- EXERCISE PROMPT
Below are records. Copy every line with "Teniente" in it.

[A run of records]
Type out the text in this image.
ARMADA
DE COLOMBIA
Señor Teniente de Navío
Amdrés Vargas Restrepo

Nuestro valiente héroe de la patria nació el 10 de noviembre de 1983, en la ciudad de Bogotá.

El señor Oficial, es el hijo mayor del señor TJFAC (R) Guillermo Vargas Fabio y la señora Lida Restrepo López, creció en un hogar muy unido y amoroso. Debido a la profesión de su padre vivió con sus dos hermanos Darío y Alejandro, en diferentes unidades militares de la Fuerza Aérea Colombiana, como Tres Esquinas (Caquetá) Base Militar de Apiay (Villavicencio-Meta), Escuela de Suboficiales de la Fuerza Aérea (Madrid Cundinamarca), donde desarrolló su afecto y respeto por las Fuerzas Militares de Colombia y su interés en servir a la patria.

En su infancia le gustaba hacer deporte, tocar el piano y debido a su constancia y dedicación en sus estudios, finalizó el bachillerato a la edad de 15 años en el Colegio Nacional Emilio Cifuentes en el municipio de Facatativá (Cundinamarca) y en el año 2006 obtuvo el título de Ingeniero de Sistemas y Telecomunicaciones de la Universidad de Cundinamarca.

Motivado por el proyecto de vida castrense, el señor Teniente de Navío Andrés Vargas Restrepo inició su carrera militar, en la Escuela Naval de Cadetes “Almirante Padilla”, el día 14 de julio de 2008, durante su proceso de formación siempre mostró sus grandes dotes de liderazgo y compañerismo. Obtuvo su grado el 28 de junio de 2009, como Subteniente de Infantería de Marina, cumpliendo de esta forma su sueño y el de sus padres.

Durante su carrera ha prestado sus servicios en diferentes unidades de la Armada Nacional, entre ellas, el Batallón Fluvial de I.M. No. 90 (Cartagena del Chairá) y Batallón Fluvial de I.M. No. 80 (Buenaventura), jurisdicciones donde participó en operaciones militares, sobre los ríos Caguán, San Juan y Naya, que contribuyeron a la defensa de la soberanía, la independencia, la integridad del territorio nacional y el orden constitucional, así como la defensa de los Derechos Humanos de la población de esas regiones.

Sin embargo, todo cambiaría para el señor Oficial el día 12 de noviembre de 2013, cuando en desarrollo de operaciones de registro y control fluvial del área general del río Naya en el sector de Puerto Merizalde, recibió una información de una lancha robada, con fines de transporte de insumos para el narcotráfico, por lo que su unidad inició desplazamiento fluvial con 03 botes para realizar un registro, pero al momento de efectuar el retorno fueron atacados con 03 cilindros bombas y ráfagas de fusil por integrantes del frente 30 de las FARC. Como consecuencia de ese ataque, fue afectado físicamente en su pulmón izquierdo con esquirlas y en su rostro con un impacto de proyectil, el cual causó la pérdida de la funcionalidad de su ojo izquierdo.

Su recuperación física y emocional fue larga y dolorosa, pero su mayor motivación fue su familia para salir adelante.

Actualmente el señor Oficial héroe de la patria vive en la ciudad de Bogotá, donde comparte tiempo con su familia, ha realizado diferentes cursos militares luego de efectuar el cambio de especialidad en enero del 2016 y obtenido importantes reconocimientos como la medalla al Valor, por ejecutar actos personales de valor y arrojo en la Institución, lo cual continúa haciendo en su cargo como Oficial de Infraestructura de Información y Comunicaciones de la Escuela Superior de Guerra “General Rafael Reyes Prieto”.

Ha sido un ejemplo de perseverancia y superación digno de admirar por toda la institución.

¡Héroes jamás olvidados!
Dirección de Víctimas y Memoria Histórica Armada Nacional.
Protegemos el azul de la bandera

- EXERCISE ANSWER
Señor Teniente de Navío
Motivado por el proyecto de vida castrense, el señor Teniente de Navío Andrés Vargas Restrepo inició su carrera militar, en la Escuela Naval de Cadetes “Almirante Padilla”, el día 14 de julio de 2008, durante su proceso de formación siempre mostró sus grandes dotes de liderazgo y compañerismo. Obtuvo su grado el 28 de junio de 2009, como Subteniente de Infantería de Marina, cumpliendo de esta forma su sueño y el de sus padres.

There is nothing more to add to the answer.